Records about charts and figures
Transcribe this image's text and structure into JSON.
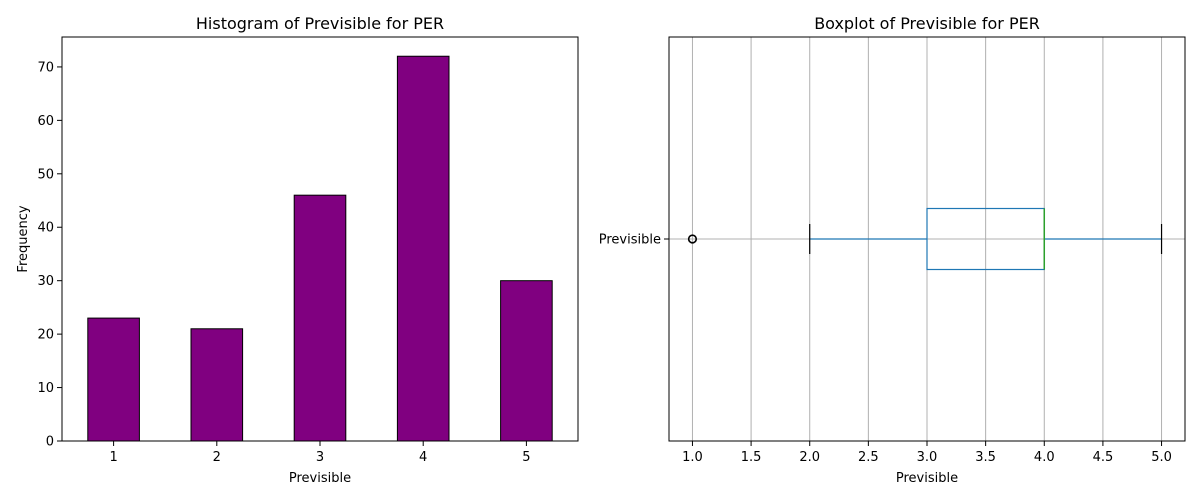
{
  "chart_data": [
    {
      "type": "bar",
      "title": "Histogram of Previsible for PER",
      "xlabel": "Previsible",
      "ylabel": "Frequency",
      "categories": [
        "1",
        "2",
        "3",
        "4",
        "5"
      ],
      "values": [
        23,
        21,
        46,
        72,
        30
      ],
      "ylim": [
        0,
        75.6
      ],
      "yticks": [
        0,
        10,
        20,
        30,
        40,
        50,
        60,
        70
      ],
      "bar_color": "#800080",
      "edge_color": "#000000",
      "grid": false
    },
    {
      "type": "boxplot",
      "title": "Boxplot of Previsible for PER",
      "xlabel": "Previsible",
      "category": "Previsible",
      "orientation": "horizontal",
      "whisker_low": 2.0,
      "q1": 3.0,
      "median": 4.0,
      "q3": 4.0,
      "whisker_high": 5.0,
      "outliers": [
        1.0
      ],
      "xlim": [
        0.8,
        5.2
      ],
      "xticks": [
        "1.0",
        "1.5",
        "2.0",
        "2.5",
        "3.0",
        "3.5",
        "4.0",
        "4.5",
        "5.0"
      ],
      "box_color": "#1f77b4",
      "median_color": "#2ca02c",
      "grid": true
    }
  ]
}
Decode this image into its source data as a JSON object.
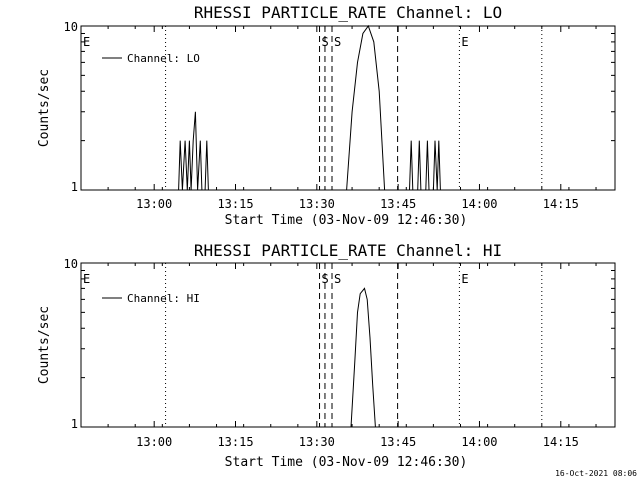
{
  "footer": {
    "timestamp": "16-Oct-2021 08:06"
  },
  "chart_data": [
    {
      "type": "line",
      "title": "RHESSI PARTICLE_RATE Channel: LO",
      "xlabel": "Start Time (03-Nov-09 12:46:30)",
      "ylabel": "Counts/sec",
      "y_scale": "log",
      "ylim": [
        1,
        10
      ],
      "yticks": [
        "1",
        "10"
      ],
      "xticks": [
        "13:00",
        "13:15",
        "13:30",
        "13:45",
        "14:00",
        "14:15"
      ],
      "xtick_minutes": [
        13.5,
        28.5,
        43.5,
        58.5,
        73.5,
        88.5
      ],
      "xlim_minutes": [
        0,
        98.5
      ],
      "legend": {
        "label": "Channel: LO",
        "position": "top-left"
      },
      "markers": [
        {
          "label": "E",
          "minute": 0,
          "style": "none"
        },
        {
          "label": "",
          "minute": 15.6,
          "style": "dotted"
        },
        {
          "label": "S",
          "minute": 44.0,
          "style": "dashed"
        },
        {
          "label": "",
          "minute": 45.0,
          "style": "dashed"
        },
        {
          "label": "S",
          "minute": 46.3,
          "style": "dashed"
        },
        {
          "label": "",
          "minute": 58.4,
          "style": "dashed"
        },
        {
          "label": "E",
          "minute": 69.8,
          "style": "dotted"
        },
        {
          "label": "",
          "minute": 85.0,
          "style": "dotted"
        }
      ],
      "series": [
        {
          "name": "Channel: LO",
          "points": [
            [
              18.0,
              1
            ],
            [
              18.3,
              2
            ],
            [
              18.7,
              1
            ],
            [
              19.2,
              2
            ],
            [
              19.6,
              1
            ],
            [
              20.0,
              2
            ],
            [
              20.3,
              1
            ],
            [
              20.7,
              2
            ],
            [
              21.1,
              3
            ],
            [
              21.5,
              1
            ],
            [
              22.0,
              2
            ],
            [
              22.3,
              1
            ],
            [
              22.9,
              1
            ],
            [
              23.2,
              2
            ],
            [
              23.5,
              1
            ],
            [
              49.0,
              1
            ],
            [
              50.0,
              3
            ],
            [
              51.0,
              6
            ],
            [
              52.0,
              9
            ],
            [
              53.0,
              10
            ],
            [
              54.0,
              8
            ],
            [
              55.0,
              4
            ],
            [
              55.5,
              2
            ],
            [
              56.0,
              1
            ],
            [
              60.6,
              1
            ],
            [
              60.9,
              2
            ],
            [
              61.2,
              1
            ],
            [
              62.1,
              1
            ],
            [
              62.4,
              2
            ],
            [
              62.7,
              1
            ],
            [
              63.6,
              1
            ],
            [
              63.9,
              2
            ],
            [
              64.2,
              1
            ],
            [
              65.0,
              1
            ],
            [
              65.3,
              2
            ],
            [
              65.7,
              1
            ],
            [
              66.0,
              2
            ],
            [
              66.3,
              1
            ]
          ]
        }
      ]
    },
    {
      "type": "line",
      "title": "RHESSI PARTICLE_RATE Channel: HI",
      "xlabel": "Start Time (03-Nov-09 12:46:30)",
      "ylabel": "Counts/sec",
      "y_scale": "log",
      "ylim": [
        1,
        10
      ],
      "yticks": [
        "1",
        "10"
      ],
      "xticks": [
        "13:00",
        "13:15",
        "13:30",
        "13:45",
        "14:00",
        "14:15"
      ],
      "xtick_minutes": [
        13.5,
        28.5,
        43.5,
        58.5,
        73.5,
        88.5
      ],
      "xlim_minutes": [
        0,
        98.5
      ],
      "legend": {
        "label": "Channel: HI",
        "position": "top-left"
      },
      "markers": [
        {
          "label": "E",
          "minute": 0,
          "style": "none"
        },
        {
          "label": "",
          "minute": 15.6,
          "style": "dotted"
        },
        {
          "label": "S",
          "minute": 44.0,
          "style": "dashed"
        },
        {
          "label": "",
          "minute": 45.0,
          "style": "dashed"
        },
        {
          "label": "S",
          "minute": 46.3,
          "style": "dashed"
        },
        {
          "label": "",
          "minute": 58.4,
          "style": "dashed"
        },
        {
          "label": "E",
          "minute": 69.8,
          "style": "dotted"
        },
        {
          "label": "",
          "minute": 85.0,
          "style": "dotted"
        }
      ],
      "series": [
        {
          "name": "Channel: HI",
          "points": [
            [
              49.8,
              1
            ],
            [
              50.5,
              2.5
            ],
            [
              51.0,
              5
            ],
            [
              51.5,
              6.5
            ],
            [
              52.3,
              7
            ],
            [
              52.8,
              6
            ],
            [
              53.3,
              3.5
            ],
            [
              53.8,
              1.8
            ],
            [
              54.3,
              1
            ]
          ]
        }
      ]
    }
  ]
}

WHAT TO WORK ON
Repeat the records above exactly, leaving out any pictures they contain.

REPLY
Transcribe this image's text and structure into JSON.
{
  "chart_data": [
    {
      "type": "bar",
      "title": "Histogram of Previsible for PER",
      "xlabel": "Previsible",
      "ylabel": "Frequency",
      "categories": [
        "1",
        "2",
        "3",
        "4",
        "5"
      ],
      "values": [
        23,
        21,
        46,
        72,
        30
      ],
      "ylim": [
        0,
        75.6
      ],
      "yticks": [
        0,
        10,
        20,
        30,
        40,
        50,
        60,
        70
      ],
      "bar_color": "#800080",
      "edge_color": "#000000",
      "grid": false
    },
    {
      "type": "boxplot",
      "title": "Boxplot of Previsible for PER",
      "xlabel": "Previsible",
      "category": "Previsible",
      "orientation": "horizontal",
      "whisker_low": 2.0,
      "q1": 3.0,
      "median": 4.0,
      "q3": 4.0,
      "whisker_high": 5.0,
      "outliers": [
        1.0
      ],
      "xlim": [
        0.8,
        5.2
      ],
      "xticks": [
        "1.0",
        "1.5",
        "2.0",
        "2.5",
        "3.0",
        "3.5",
        "4.0",
        "4.5",
        "5.0"
      ],
      "box_color": "#1f77b4",
      "median_color": "#2ca02c",
      "grid": true
    }
  ]
}
Decode this image into its source data as a JSON object.
{
  "footer": {
    "timestamp": "16-Oct-2021 08:06"
  },
  "chart_data": [
    {
      "type": "line",
      "title": "RHESSI PARTICLE_RATE Channel: LO",
      "xlabel": "Start Time (03-Nov-09 12:46:30)",
      "ylabel": "Counts/sec",
      "y_scale": "log",
      "ylim": [
        1,
        10
      ],
      "yticks": [
        "1",
        "10"
      ],
      "xticks": [
        "13:00",
        "13:15",
        "13:30",
        "13:45",
        "14:00",
        "14:15"
      ],
      "xtick_minutes": [
        13.5,
        28.5,
        43.5,
        58.5,
        73.5,
        88.5
      ],
      "xlim_minutes": [
        0,
        98.5
      ],
      "legend": {
        "label": "Channel: LO",
        "position": "top-left"
      },
      "markers": [
        {
          "label": "E",
          "minute": 0,
          "style": "none"
        },
        {
          "label": "",
          "minute": 15.6,
          "style": "dotted"
        },
        {
          "label": "S",
          "minute": 44.0,
          "style": "dashed"
        },
        {
          "label": "",
          "minute": 45.0,
          "style": "dashed"
        },
        {
          "label": "S",
          "minute": 46.3,
          "style": "dashed"
        },
        {
          "label": "",
          "minute": 58.4,
          "style": "dashed"
        },
        {
          "label": "E",
          "minute": 69.8,
          "style": "dotted"
        },
        {
          "label": "",
          "minute": 85.0,
          "style": "dotted"
        }
      ],
      "series": [
        {
          "name": "Channel: LO",
          "points": [
            [
              18.0,
              1
            ],
            [
              18.3,
              2
            ],
            [
              18.7,
              1
            ],
            [
              19.2,
              2
            ],
            [
              19.6,
              1
            ],
            [
              20.0,
              2
            ],
            [
              20.3,
              1
            ],
            [
              20.7,
              2
            ],
            [
              21.1,
              3
            ],
            [
              21.5,
              1
            ],
            [
              22.0,
              2
            ],
            [
              22.3,
              1
            ],
            [
              22.9,
              1
            ],
            [
              23.2,
              2
            ],
            [
              23.5,
              1
            ],
            [
              49.0,
              1
            ],
            [
              50.0,
              3
            ],
            [
              51.0,
              6
            ],
            [
              52.0,
              9
            ],
            [
              53.0,
              10
            ],
            [
              54.0,
              8
            ],
            [
              55.0,
              4
            ],
            [
              55.5,
              2
            ],
            [
              56.0,
              1
            ],
            [
              60.6,
              1
            ],
            [
              60.9,
              2
            ],
            [
              61.2,
              1
            ],
            [
              62.1,
              1
            ],
            [
              62.4,
              2
            ],
            [
              62.7,
              1
            ],
            [
              63.6,
              1
            ],
            [
              63.9,
              2
            ],
            [
              64.2,
              1
            ],
            [
              65.0,
              1
            ],
            [
              65.3,
              2
            ],
            [
              65.7,
              1
            ],
            [
              66.0,
              2
            ],
            [
              66.3,
              1
            ]
          ]
        }
      ]
    },
    {
      "type": "line",
      "title": "RHESSI PARTICLE_RATE Channel: HI",
      "xlabel": "Start Time (03-Nov-09 12:46:30)",
      "ylabel": "Counts/sec",
      "y_scale": "log",
      "ylim": [
        1,
        10
      ],
      "yticks": [
        "1",
        "10"
      ],
      "xticks": [
        "13:00",
        "13:15",
        "13:30",
        "13:45",
        "14:00",
        "14:15"
      ],
      "xtick_minutes": [
        13.5,
        28.5,
        43.5,
        58.5,
        73.5,
        88.5
      ],
      "xlim_minutes": [
        0,
        98.5
      ],
      "legend": {
        "label": "Channel: HI",
        "position": "top-left"
      },
      "markers": [
        {
          "label": "E",
          "minute": 0,
          "style": "none"
        },
        {
          "label": "",
          "minute": 15.6,
          "style": "dotted"
        },
        {
          "label": "S",
          "minute": 44.0,
          "style": "dashed"
        },
        {
          "label": "",
          "minute": 45.0,
          "style": "dashed"
        },
        {
          "label": "S",
          "minute": 46.3,
          "style": "dashed"
        },
        {
          "label": "",
          "minute": 58.4,
          "style": "dashed"
        },
        {
          "label": "E",
          "minute": 69.8,
          "style": "dotted"
        },
        {
          "label": "",
          "minute": 85.0,
          "style": "dotted"
        }
      ],
      "series": [
        {
          "name": "Channel: HI",
          "points": [
            [
              49.8,
              1
            ],
            [
              50.5,
              2.5
            ],
            [
              51.0,
              5
            ],
            [
              51.5,
              6.5
            ],
            [
              52.3,
              7
            ],
            [
              52.8,
              6
            ],
            [
              53.3,
              3.5
            ],
            [
              53.8,
              1.8
            ],
            [
              54.3,
              1
            ]
          ]
        }
      ]
    }
  ]
}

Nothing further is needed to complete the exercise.